DIRECTIVE: Type out the complete listing below word for word, without its pictures.

-- start EXERCISE DATA --

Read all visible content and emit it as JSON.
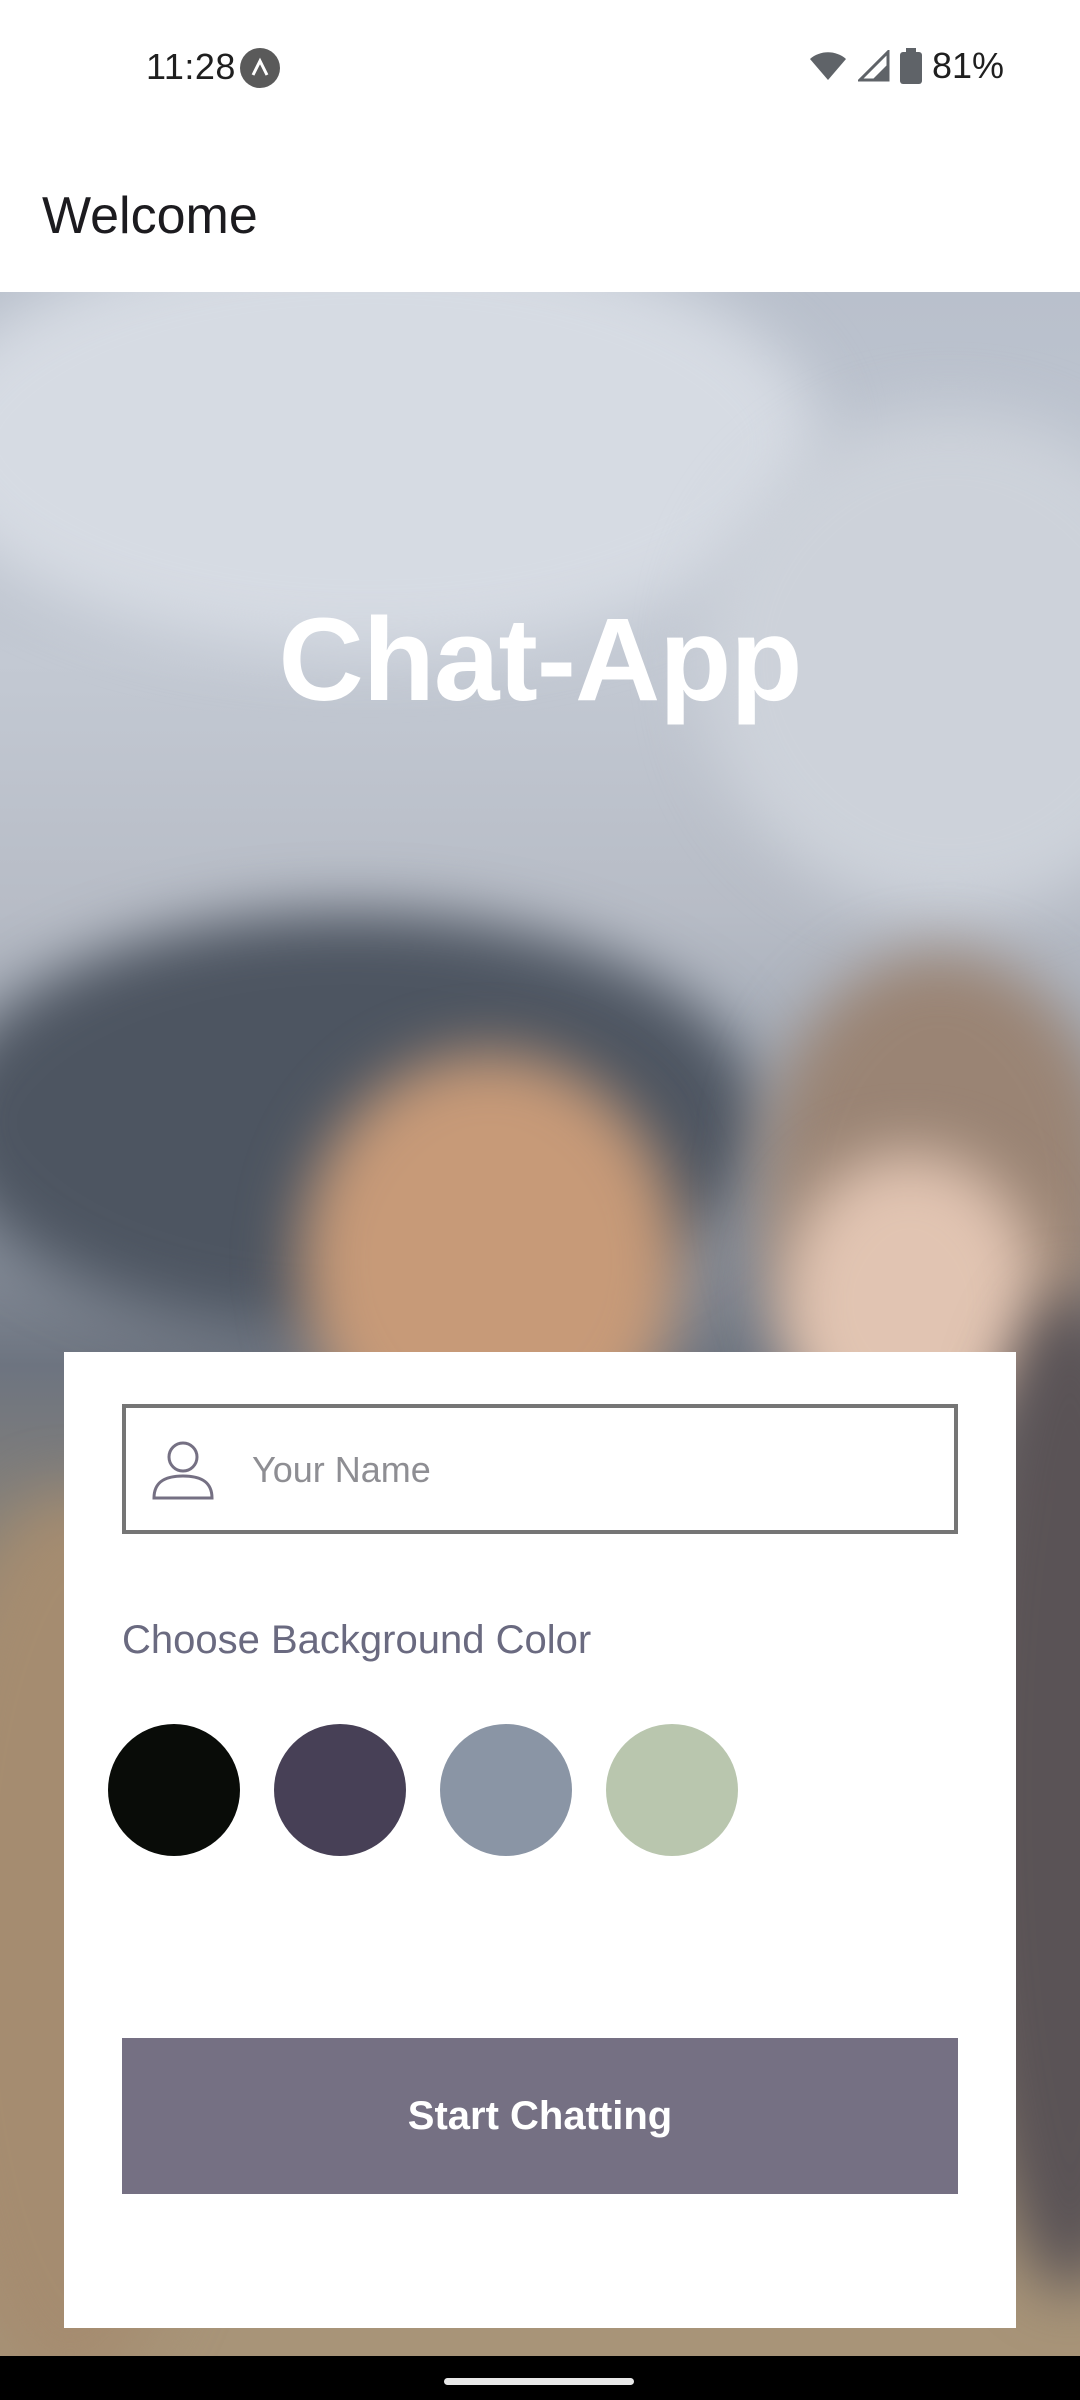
{
  "status_bar": {
    "time": "11:28",
    "battery_text": "81%",
    "icons": [
      "app-notification-icon",
      "wifi-icon",
      "cellular-signal-icon",
      "battery-icon"
    ]
  },
  "app_bar": {
    "title": "Welcome"
  },
  "hero": {
    "app_name": "Chat-App"
  },
  "form": {
    "name_field": {
      "placeholder": "Your Name",
      "value": "",
      "icon": "person-icon"
    },
    "background_label": "Choose Background Color",
    "colors": [
      {
        "name": "black",
        "hex": "#090C08"
      },
      {
        "name": "purple",
        "hex": "#474056"
      },
      {
        "name": "grey-blue",
        "hex": "#8A95A5"
      },
      {
        "name": "sage-green",
        "hex": "#B9C6AE"
      }
    ],
    "start_button_label": "Start Chatting",
    "start_button_color": "#757083"
  }
}
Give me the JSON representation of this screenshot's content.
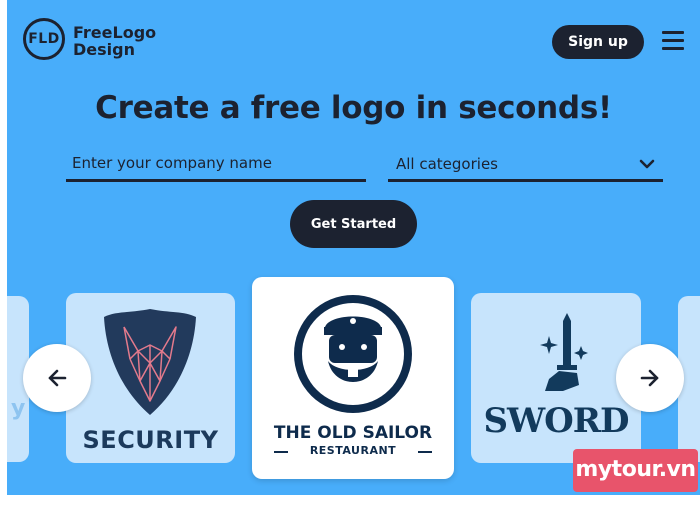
{
  "header": {
    "logo_mark": "FLD",
    "logo_line1": "FreeLogo",
    "logo_line2": "Design",
    "signup_label": "Sign up",
    "menu_icon": "hamburger-icon"
  },
  "hero": {
    "headline": "Create a free logo in seconds!",
    "company_placeholder": "Enter your company name",
    "category_value": "All categories",
    "get_started_label": "Get Started"
  },
  "carousel": {
    "cards": [
      {
        "name": "SECURITY",
        "icon": "wolf-shield-icon"
      },
      {
        "name": "THE OLD SAILOR",
        "subtitle": "RESTAURANT",
        "icon": "sailor-badge-icon"
      },
      {
        "name": "SWORD",
        "icon": "sword-hand-icon"
      }
    ],
    "left_peek_char": "y",
    "prev_icon": "arrow-left-icon",
    "next_icon": "arrow-right-icon"
  },
  "watermark": "mytour.vn",
  "colors": {
    "background": "#48adfa",
    "dark": "#1c2230",
    "card": "#c7e4fc",
    "navy": "#0e2b4c",
    "watermark": "#e8546b"
  }
}
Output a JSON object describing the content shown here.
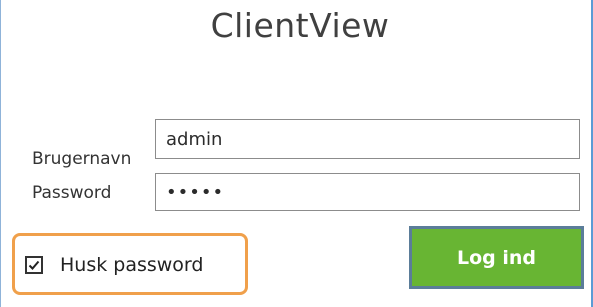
{
  "app": {
    "title": "ClientView"
  },
  "login_form": {
    "username_label": "Brugernavn",
    "username_value": "admin",
    "password_label": "Password",
    "password_value": "•••••",
    "remember_label": "Husk password",
    "remember_checked": true,
    "login_button_label": "Log ind"
  },
  "colors": {
    "button_green": "#68b533",
    "highlight_orange": "#f0a04b",
    "frame_blue": "#5b9bd5"
  }
}
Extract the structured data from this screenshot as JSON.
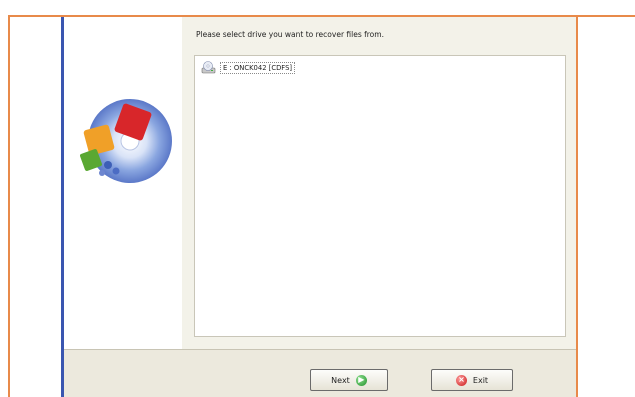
{
  "instruction": "Please select drive you want to recover files from.",
  "drives": [
    {
      "label": "E : ONCK042 [CDFS]",
      "icon": "cd-drive-icon"
    }
  ],
  "buttons": {
    "next_label": "Next",
    "exit_label": "Exit"
  },
  "colors": {
    "frame": "#e88a4a",
    "window_border": "#3a56b0",
    "next_icon": "#1f8f2a",
    "exit_icon": "#c81818"
  }
}
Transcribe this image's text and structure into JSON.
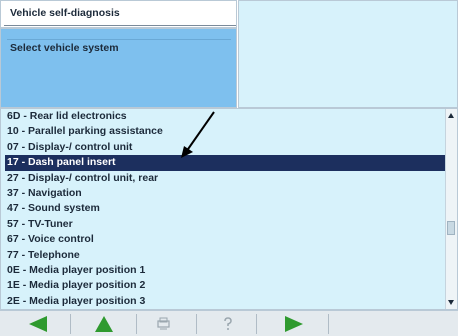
{
  "header": {
    "title": "Vehicle self-diagnosis"
  },
  "prompt": {
    "text": "Select vehicle system"
  },
  "systems": [
    "6D - Rear lid electronics",
    "10 - Parallel parking assistance",
    "07 - Display-/ control unit",
    "17 - Dash panel insert",
    "27 - Display-/ control unit, rear",
    "37 - Navigation",
    "47 - Sound system",
    "57 - TV-Tuner",
    "67 - Voice control",
    "77 - Telephone",
    "0E - Media player position 1",
    "1E - Media player position 2",
    "2E - Media player position 3"
  ],
  "selected_index": 3,
  "toolbar": {
    "buttons": [
      "arrow-left-icon",
      "arrow-up-icon",
      "print-icon",
      "help-icon",
      "arrow-right-icon"
    ]
  },
  "colors": {
    "panel_background": "#d7f2fb",
    "prompt_background": "#7ec0ee",
    "selection": "#1c2f5e",
    "nav_green": "#2f9a2f"
  }
}
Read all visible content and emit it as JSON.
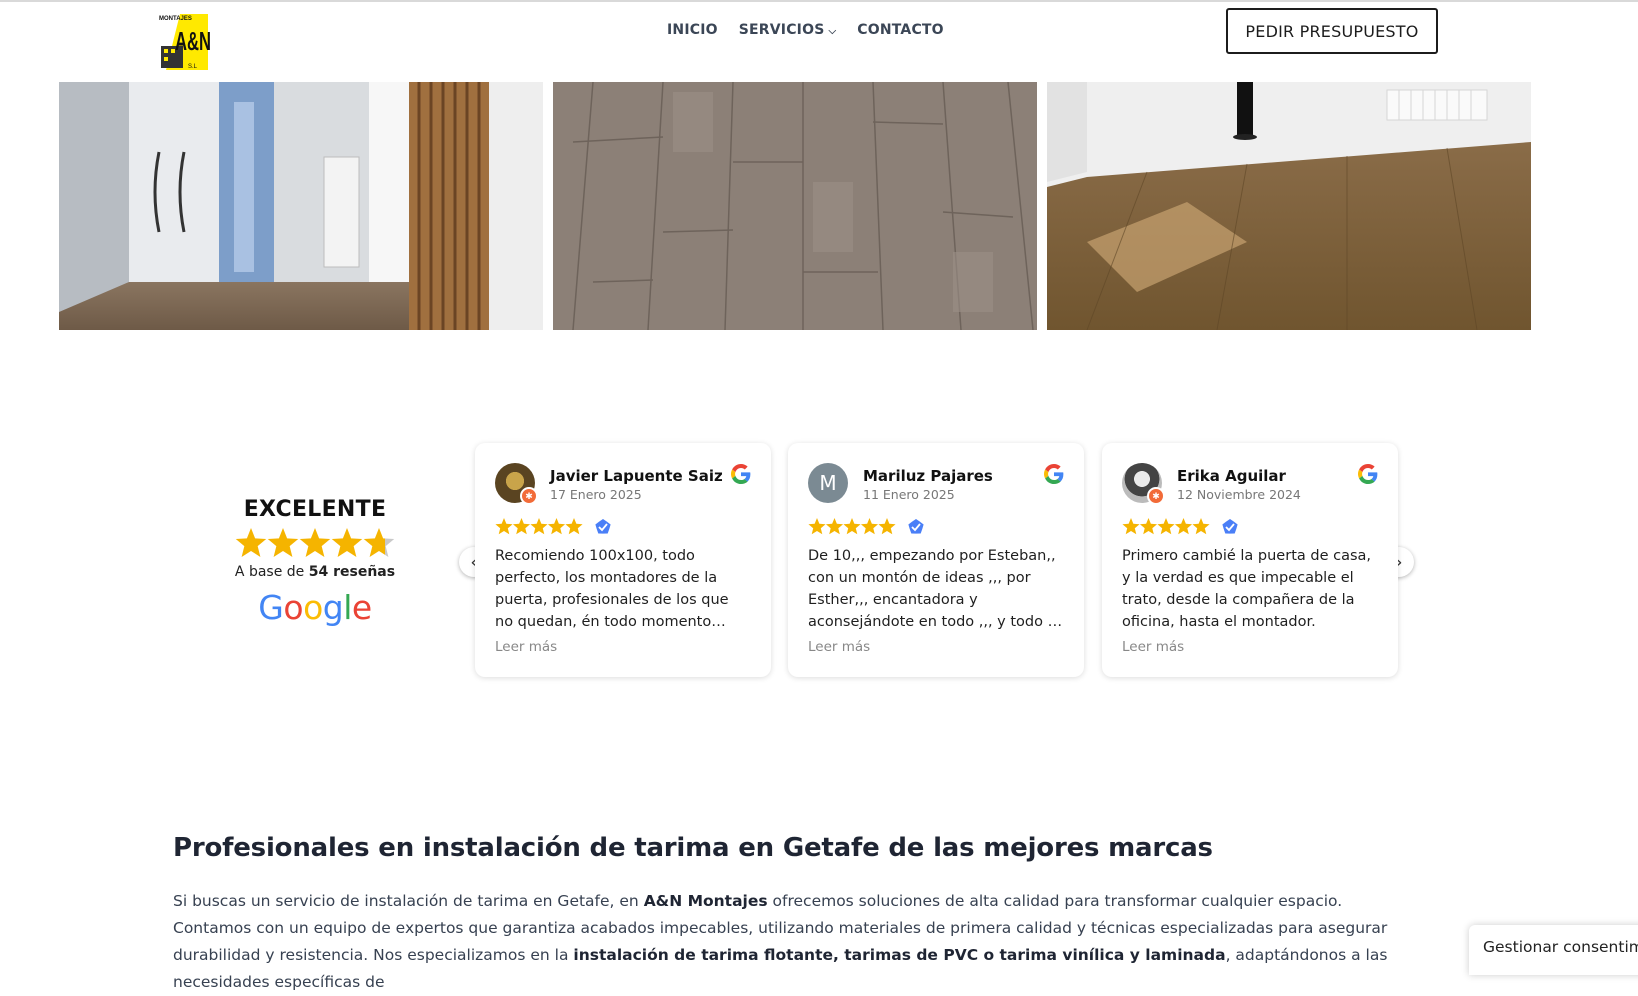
{
  "header": {
    "logo_top_text": "MONTAJES",
    "logo_main_text": "A&N",
    "logo_sub_text": "S.L",
    "nav": [
      {
        "label": "INICIO"
      },
      {
        "label": "SERVICIOS",
        "has_dropdown": true
      },
      {
        "label": "CONTACTO"
      }
    ],
    "cta_label": "PEDIR PRESUPUESTO"
  },
  "summary": {
    "rating_word": "EXCELENTE",
    "rating_value": 4.7,
    "base_prefix": "A base de ",
    "base_count": "54 reseñas",
    "brand": "Google"
  },
  "reviews": [
    {
      "name": "Javier Lapuente Saiz",
      "date": "17 Enero 2025",
      "stars": 5,
      "text": "Recomiendo 100x100, todo perfecto, los montadores de la puerta, profesionales de los que no quedan, én todo momento informándote de todo.",
      "more": "Leer más"
    },
    {
      "name": "Mariluz Pajares",
      "avatar_letter": "M",
      "date": "11 Enero 2025",
      "stars": 5,
      "text": "De 10,,, empezando por Esteban,, con un montón de ideas ,,, por Esther,,, encantadora y aconsejándote en todo ,,, y todo el equipo.",
      "more": "Leer más"
    },
    {
      "name": "Erika Aguilar",
      "date": "12 Noviembre 2024",
      "stars": 5,
      "text": "Primero cambié la puerta de casa, y la verdad es que impecable el trato, desde la compañera de la oficina, hasta el montador.",
      "more": "Leer más"
    }
  ],
  "carousel": {
    "prev": "‹",
    "next": "›"
  },
  "section": {
    "title": "Profesionales en instalación de tarima en Getafe de las mejores marcas",
    "p1": "Si buscas un servicio de instalación de tarima en Getafe, en ",
    "brand": "A&N Montajes",
    "p2": " ofrecemos soluciones de alta calidad para transformar cualquier espacio. Contamos con un equipo de expertos que garantiza acabados impecables, utilizando materiales de primera calidad y técnicas especializadas para asegurar durabilidad y resistencia. Nos especializamos en la ",
    "bold2": "instalación de tarima flotante, tarimas de PVC o tarima vinílica y laminada",
    "p3": ", adaptándonos a las necesidades específicas de"
  },
  "consent_label": "Gestionar consentimiento",
  "colors": {
    "star": "#f5b400",
    "verified": "#4a7ff7",
    "logo_yellow": "#ffe900"
  }
}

-- end EXERCISE DATA --

OUTPUT BELOW:
Read all visible content and emit it as JSON.
{
  "status_bar": {
    "time": "11:28",
    "battery_text": "81%",
    "icons": [
      "app-notification-icon",
      "wifi-icon",
      "cellular-signal-icon",
      "battery-icon"
    ]
  },
  "app_bar": {
    "title": "Welcome"
  },
  "hero": {
    "app_name": "Chat-App"
  },
  "form": {
    "name_field": {
      "placeholder": "Your Name",
      "value": "",
      "icon": "person-icon"
    },
    "background_label": "Choose Background Color",
    "colors": [
      {
        "name": "black",
        "hex": "#090C08"
      },
      {
        "name": "purple",
        "hex": "#474056"
      },
      {
        "name": "grey-blue",
        "hex": "#8A95A5"
      },
      {
        "name": "sage-green",
        "hex": "#B9C6AE"
      }
    ],
    "start_button_label": "Start Chatting",
    "start_button_color": "#757083"
  }
}
Give me the JSON representation of this screenshot's content.
{
  "header": {
    "logo_mark": "FLD",
    "logo_line1": "FreeLogo",
    "logo_line2": "Design",
    "signup_label": "Sign up",
    "menu_icon": "hamburger-icon"
  },
  "hero": {
    "headline": "Create a free logo in seconds!",
    "company_placeholder": "Enter your company name",
    "category_value": "All categories",
    "get_started_label": "Get Started"
  },
  "carousel": {
    "cards": [
      {
        "name": "SECURITY",
        "icon": "wolf-shield-icon"
      },
      {
        "name": "THE OLD SAILOR",
        "subtitle": "RESTAURANT",
        "icon": "sailor-badge-icon"
      },
      {
        "name": "SWORD",
        "icon": "sword-hand-icon"
      }
    ],
    "left_peek_char": "y",
    "prev_icon": "arrow-left-icon",
    "next_icon": "arrow-right-icon"
  },
  "watermark": "mytour.vn",
  "colors": {
    "background": "#48adfa",
    "dark": "#1c2230",
    "card": "#c7e4fc",
    "navy": "#0e2b4c",
    "watermark": "#e8546b"
  }
}
Output a JSON object describing the content shown here.
{
  "app": {
    "title": "ClientView"
  },
  "login_form": {
    "username_label": "Brugernavn",
    "username_value": "admin",
    "password_label": "Password",
    "password_value": "•••••",
    "remember_label": "Husk password",
    "remember_checked": true,
    "login_button_label": "Log ind"
  },
  "colors": {
    "button_green": "#68b533",
    "highlight_orange": "#f0a04b",
    "frame_blue": "#5b9bd5"
  }
}
Extract the structured data from this screenshot as JSON.
{
  "instruction": "Please select drive you want to recover files from.",
  "drives": [
    {
      "label": "E : ONCK042 [CDFS]",
      "icon": "cd-drive-icon"
    }
  ],
  "buttons": {
    "next_label": "Next",
    "exit_label": "Exit"
  },
  "colors": {
    "frame": "#e88a4a",
    "window_border": "#3a56b0",
    "next_icon": "#1f8f2a",
    "exit_icon": "#c81818"
  }
}
Transcribe this image's text and structure into JSON.
{
  "header": {
    "title": "Vehicle self-diagnosis"
  },
  "prompt": {
    "text": "Select vehicle system"
  },
  "systems": [
    "6D - Rear lid electronics",
    "10 - Parallel parking assistance",
    "07 - Display-/ control unit",
    "17 - Dash panel insert",
    "27 - Display-/ control unit, rear",
    "37 - Navigation",
    "47 - Sound system",
    "57 - TV-Tuner",
    "67 - Voice control",
    "77 - Telephone",
    "0E - Media player position 1",
    "1E - Media player position 2",
    "2E - Media player position 3"
  ],
  "selected_index": 3,
  "toolbar": {
    "buttons": [
      "arrow-left-icon",
      "arrow-up-icon",
      "print-icon",
      "help-icon",
      "arrow-right-icon"
    ]
  },
  "colors": {
    "panel_background": "#d7f2fb",
    "prompt_background": "#7ec0ee",
    "selection": "#1c2f5e",
    "nav_green": "#2f9a2f"
  }
}
Read all visible content and emit it as JSON.
{
  "header": {
    "logo_top_text": "MONTAJES",
    "logo_main_text": "A&N",
    "logo_sub_text": "S.L",
    "nav": [
      {
        "label": "INICIO"
      },
      {
        "label": "SERVICIOS",
        "has_dropdown": true
      },
      {
        "label": "CONTACTO"
      }
    ],
    "cta_label": "PEDIR PRESUPUESTO"
  },
  "summary": {
    "rating_word": "EXCELENTE",
    "rating_value": 4.7,
    "base_prefix": "A base de ",
    "base_count": "54 reseñas",
    "brand": "Google"
  },
  "reviews": [
    {
      "name": "Javier Lapuente Saiz",
      "date": "17 Enero 2025",
      "stars": 5,
      "text": "Recomiendo 100x100, todo perfecto, los montadores de la puerta, profesionales de los que no quedan, én todo momento informándote de todo.",
      "more": "Leer más"
    },
    {
      "name": "Mariluz Pajares",
      "avatar_letter": "M",
      "date": "11 Enero 2025",
      "stars": 5,
      "text": "De 10,,, empezando por Esteban,, con un montón de ideas ,,, por Esther,,, encantadora y aconsejándote en todo ,,, y todo el equipo.",
      "more": "Leer más"
    },
    {
      "name": "Erika Aguilar",
      "date": "12 Noviembre 2024",
      "stars": 5,
      "text": "Primero cambié la puerta de casa, y la verdad es que impecable el trato, desde la compañera de la oficina, hasta el montador.",
      "more": "Leer más"
    }
  ],
  "carousel": {
    "prev": "‹",
    "next": "›"
  },
  "section": {
    "title": "Profesionales en instalación de tarima en Getafe de las mejores marcas",
    "p1": "Si buscas un servicio de instalación de tarima en Getafe, en ",
    "brand": "A&N Montajes",
    "p2": " ofrecemos soluciones de alta calidad para transformar cualquier espacio. Contamos con un equipo de expertos que garantiza acabados impecables, utilizando materiales de primera calidad y técnicas especializadas para asegurar durabilidad y resistencia. Nos especializamos en la ",
    "bold2": "instalación de tarima flotante, tarimas de PVC o tarima vinílica y laminada",
    "p3": ", adaptándonos a las necesidades específicas de"
  },
  "consent_label": "Gestionar consentimiento",
  "colors": {
    "star": "#f5b400",
    "verified": "#4a7ff7",
    "logo_yellow": "#ffe900"
  }
}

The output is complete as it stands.